**PROBLEM DETAILS**:
Take every line containing "from" out of the records.

--- DATA FOR PROCESSING Enclosed Below ---

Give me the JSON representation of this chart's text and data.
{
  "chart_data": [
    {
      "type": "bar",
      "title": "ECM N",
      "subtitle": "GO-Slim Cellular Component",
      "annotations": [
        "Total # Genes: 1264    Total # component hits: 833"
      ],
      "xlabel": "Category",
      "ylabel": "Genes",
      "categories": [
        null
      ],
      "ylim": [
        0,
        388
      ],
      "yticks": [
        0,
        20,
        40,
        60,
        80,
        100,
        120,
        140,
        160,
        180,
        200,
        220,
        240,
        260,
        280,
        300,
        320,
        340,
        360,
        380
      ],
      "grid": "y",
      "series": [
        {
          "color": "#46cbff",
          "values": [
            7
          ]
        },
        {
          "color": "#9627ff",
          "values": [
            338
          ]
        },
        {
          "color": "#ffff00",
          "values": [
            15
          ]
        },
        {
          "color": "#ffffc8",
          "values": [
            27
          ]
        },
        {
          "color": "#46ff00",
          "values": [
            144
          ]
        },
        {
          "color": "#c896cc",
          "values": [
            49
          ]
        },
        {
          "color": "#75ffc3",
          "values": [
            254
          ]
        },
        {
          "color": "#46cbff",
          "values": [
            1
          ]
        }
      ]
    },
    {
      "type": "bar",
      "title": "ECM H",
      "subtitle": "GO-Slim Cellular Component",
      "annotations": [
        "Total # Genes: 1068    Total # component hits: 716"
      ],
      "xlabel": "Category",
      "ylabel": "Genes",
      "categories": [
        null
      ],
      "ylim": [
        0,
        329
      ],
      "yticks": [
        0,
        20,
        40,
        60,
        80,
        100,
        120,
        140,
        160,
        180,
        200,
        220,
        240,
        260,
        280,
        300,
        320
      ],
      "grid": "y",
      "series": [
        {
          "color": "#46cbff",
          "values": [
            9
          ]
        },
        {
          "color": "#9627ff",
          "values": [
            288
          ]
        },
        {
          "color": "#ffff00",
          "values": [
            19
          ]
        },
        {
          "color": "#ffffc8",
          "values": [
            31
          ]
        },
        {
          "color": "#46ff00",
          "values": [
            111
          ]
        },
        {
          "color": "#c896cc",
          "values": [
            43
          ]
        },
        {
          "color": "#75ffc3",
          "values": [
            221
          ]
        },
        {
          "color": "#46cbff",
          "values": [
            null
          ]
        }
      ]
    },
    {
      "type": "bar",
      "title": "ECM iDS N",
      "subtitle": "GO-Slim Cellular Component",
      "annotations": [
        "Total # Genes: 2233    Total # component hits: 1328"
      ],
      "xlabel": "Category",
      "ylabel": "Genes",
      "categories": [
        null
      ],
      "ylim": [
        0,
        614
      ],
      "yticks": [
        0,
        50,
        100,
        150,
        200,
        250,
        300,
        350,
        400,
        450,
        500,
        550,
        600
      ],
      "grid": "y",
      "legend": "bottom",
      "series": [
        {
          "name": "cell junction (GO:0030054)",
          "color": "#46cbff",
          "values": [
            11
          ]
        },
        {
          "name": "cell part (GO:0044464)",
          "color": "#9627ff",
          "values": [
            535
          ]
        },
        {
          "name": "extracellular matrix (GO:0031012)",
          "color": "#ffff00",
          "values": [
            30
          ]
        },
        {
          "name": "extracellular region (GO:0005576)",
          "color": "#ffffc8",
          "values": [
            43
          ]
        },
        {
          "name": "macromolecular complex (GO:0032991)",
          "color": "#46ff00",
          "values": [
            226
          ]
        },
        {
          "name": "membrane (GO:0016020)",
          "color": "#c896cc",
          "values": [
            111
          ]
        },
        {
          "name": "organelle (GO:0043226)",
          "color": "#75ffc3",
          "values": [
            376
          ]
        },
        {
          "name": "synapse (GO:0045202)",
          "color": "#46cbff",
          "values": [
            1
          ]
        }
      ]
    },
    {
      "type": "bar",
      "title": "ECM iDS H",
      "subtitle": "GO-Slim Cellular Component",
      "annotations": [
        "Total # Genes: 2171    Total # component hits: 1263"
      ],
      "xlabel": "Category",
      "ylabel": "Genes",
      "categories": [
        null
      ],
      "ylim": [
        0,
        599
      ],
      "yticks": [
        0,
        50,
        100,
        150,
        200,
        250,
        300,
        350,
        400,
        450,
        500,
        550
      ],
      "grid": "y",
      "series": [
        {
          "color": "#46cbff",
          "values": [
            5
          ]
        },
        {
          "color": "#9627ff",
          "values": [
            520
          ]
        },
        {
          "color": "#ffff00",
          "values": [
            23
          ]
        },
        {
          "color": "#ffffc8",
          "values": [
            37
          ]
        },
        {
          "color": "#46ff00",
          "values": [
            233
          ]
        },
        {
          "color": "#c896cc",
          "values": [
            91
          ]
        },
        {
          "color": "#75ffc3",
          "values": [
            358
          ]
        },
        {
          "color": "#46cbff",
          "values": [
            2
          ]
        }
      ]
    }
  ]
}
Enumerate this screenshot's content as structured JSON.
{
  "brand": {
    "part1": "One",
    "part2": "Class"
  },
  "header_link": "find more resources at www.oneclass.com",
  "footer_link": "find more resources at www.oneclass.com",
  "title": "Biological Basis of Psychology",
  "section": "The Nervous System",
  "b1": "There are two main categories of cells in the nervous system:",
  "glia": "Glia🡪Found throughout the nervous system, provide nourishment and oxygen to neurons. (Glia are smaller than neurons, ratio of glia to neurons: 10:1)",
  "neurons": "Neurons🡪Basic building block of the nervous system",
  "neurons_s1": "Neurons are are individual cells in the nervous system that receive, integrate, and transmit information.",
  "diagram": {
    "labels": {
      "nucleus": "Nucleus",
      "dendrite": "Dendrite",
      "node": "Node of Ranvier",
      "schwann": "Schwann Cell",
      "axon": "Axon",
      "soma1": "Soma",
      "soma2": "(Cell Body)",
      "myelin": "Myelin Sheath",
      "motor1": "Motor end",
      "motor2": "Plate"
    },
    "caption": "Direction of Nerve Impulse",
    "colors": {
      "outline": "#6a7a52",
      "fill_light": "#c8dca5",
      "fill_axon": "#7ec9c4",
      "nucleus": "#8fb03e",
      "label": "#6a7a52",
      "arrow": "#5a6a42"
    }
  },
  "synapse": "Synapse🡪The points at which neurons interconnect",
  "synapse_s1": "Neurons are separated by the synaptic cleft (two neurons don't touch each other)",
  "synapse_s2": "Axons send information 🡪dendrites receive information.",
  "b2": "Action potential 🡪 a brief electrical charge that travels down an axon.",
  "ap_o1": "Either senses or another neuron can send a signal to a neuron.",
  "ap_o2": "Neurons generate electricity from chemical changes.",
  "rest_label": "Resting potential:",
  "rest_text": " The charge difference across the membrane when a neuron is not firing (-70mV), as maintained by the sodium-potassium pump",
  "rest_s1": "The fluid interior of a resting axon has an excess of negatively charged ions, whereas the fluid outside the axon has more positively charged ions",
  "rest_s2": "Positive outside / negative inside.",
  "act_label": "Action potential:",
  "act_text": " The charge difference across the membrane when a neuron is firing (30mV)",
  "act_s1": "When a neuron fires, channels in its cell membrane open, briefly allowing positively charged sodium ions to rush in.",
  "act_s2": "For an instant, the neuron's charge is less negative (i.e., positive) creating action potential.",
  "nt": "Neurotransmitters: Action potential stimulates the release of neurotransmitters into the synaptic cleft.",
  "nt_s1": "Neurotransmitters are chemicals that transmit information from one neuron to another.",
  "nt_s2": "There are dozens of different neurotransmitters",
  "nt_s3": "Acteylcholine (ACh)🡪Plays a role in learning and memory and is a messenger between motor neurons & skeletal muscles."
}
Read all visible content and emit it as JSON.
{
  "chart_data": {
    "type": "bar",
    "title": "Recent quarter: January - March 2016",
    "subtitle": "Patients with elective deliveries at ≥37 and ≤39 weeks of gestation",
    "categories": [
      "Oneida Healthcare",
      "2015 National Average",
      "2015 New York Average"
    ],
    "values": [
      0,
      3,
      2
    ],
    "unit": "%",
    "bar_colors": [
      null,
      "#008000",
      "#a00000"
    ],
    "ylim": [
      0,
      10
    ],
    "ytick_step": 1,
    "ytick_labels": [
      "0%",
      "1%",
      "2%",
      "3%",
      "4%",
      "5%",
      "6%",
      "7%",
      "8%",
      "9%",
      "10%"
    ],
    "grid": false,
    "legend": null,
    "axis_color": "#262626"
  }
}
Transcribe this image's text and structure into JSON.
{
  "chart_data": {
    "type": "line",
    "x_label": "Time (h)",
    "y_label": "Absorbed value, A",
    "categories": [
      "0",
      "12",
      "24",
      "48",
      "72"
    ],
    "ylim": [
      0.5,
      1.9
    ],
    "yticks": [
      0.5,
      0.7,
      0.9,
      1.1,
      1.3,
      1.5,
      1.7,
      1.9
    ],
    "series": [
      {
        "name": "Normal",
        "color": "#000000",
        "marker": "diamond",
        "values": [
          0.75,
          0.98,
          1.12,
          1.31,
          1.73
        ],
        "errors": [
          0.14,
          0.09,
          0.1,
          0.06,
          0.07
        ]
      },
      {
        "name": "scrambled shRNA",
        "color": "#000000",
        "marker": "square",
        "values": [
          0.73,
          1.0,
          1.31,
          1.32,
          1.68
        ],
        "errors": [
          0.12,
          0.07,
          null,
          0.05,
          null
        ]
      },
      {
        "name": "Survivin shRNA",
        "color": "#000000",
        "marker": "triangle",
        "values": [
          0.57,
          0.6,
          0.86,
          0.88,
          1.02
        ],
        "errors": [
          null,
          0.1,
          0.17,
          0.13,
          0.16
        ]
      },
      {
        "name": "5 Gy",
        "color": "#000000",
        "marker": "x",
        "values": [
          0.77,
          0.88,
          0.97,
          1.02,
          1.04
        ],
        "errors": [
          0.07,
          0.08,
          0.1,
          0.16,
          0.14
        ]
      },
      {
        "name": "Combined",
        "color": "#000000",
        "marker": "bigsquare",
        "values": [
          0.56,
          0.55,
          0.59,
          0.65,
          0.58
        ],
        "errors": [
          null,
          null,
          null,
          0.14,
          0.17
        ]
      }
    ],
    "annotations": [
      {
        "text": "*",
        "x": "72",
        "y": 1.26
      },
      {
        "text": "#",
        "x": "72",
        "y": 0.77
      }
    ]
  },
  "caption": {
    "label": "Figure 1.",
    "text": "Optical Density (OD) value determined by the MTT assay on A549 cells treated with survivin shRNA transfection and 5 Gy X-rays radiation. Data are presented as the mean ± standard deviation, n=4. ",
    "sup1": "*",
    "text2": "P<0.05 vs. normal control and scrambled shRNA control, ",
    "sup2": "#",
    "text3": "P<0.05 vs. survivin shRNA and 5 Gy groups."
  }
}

--- End of Enclosed DATA FOR PROCESSING ---

**WRITTEN REPLY**:
  "ap_o2": "Neurons generate electricity from chemical changes.",
  "nt_s1": "Neurotransmitters are chemicals that transmit information from one neuron to another.",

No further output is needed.